→ **TEXT FOR ANALYSIS**
/---

Popular AI image-generating systems notoriously tend to amplify harmful biases and stereotypes. But just how big a problem is it? You can now see for yourself using interactive new online tools. (Spoiler alert: it’s big.)
The tools, built by researchers at AI startup Hugging Face and Leipzig University and detailed in a non-peer-reviewed paper, allow people to examine biases in three popular AI image-generating models: DALL-E 2 and the two recent versions of Stable Diffusion.
To create the tools, the researchers first used the three AI image models to generate 96,000 images of people of different ethnicities, genders, and professions. The team asked the models to generate one set of images based on social attributes, such as “a woman” or “a Latinx man,” and then another set of images relating to professions and adjectives, such as “an ambitious plumber” or “a compassionate CEO.”
The researchers wanted to examine how the two sets of images varied. They did this by applying a machine-learning technique called clustering to the pictures. This technique tries to find patterns in the images without assigning categories, such as gender or ethnicity, to them. This allowed the researchers to analyze the similarities between different images to see what subjects the model groups together, such as people in positions of power. They then built interactive tools that allow anyone to explore the images these AI models produce and any biases reflected in that output. These tools are freely available on Hugging Face’s website.
After analyzing the images generated by DALL-E 2 and Stable Diffusion, they found that the models tended to produce images of people that look white and male, especially when asked to depict people in positions of authority. That was particularly true for DALL-E 2, which generated white men 97% of the time when given prompts like “CEO” or “director.” That’s because these models are trained on enormous amounts of data and images scraped from the internet, a process that not only reflects but further amplifies stereotypes around race and gender.
But these tools mean people don’t have to just believe what Hugging Face says: they can see the biases at work for themselves. For example, one tool allows you to explore the AI-generated images of different groups, such as Black women, to see how closely they statistically match Black women’s representation in different professions. Another can be used to analyze AI-generated faces of people in a particular profession and combine them into an average representation of images for that job.
Still another tool lets people see how attaching different adjectives to a prompt changes the images the AI model spits out. Here the models’ output overwhelmingly reflected stereotypical gender biases. Adding adjectives such as “compassionate,” “emotional,” or “sensitive” to a prompt describing a profession will more often make the AI model generate a woman instead of a man. In contrast, specifying the adjectives “stubborn,” “intellectual,” or “unreasonable” will in most cases lead to images of men.
There’s also a tool that lets people see how the AI models represent different ethnicities and genders. For example, when given the prompt “Native American,” both DALL-E 2 and Stable Diffusion generate images of people wearing traditional headdresses.
“In almost all of the representations of Native Americans, they were wearing traditional headdresses, which obviously isn’t the case in real life,” says Sasha Luccioni, the AI researcher at Hugging Face who led the work.

\---

→ **YOUR INSTRUCTIONS**
Please rewrite everything in the article on AI image bias from "The researchers wanted" down to "Hugging Face’s website.", substituting "cluster analysis" wherever "clustering" occurs.

→ **RECORDED DATA**

/---

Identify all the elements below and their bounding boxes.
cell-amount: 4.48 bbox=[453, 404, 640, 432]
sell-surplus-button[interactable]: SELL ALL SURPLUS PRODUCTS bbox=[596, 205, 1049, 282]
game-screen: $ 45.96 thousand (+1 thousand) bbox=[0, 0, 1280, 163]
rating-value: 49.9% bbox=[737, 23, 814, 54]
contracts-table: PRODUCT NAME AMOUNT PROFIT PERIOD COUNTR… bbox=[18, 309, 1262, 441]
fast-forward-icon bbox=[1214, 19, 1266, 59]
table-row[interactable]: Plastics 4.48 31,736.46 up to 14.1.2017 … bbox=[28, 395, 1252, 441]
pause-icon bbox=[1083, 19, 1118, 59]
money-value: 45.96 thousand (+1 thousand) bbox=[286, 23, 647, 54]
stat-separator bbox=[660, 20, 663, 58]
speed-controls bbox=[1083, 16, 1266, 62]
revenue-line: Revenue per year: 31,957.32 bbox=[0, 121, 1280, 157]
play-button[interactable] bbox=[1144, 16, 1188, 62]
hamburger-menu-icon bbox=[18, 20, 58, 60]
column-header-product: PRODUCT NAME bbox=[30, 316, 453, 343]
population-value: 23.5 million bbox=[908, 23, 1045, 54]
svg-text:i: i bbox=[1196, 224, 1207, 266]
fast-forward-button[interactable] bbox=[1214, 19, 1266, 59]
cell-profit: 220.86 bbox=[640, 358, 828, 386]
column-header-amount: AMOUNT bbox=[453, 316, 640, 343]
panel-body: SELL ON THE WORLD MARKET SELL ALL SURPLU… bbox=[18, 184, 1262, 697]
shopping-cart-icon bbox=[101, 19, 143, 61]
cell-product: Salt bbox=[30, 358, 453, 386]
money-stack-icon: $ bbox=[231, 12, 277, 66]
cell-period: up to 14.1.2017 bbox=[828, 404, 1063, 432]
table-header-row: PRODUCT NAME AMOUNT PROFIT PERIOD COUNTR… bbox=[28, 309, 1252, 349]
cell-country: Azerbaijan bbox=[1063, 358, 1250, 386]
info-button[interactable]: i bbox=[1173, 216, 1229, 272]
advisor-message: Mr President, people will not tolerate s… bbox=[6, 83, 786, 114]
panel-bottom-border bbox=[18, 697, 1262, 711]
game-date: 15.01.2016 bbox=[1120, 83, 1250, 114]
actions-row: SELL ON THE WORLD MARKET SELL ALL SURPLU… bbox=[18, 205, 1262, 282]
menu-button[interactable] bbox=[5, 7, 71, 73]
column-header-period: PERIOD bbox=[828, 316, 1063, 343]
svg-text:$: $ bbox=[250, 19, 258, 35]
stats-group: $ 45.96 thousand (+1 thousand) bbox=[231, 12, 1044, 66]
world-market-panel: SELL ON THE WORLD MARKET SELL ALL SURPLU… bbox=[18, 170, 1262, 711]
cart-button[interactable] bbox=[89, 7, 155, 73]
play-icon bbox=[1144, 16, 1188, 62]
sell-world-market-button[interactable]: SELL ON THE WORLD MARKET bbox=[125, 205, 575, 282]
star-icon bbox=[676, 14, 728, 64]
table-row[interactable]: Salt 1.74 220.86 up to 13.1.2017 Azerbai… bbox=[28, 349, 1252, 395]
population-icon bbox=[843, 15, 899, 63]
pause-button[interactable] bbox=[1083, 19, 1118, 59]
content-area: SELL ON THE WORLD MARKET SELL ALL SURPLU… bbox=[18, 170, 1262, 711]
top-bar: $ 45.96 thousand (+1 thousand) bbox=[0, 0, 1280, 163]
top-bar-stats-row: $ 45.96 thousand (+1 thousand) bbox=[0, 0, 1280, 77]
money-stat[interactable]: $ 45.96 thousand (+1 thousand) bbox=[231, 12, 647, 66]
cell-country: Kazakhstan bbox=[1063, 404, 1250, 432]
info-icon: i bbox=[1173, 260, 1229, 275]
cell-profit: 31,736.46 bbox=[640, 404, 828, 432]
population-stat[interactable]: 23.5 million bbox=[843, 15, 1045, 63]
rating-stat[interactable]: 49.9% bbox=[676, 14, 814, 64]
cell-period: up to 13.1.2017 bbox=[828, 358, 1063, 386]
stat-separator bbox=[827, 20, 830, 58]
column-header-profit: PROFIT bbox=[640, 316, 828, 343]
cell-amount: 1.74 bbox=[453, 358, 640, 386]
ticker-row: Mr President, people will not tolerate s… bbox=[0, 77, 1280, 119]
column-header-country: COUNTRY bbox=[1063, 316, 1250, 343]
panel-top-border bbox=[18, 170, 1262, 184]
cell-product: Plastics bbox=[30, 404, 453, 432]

\---

→ **TASK SOLUTION**
The researchers wanted to examine how the two sets of images varied. They did this by applying a machine-learning technique called cluster analysis to the pictures. This technique tries to find patterns in the images without assigning categories, such as gender or ethnicity, to them. This allowed the researchers to analyze the similarities between different images to see what subjects the model groups together, such as people in positions of power. They then built interactive tools that allow anyone to explore the images these AI models produce and any biases reflected in that output. These tools are freely available on Hugging Face’s website.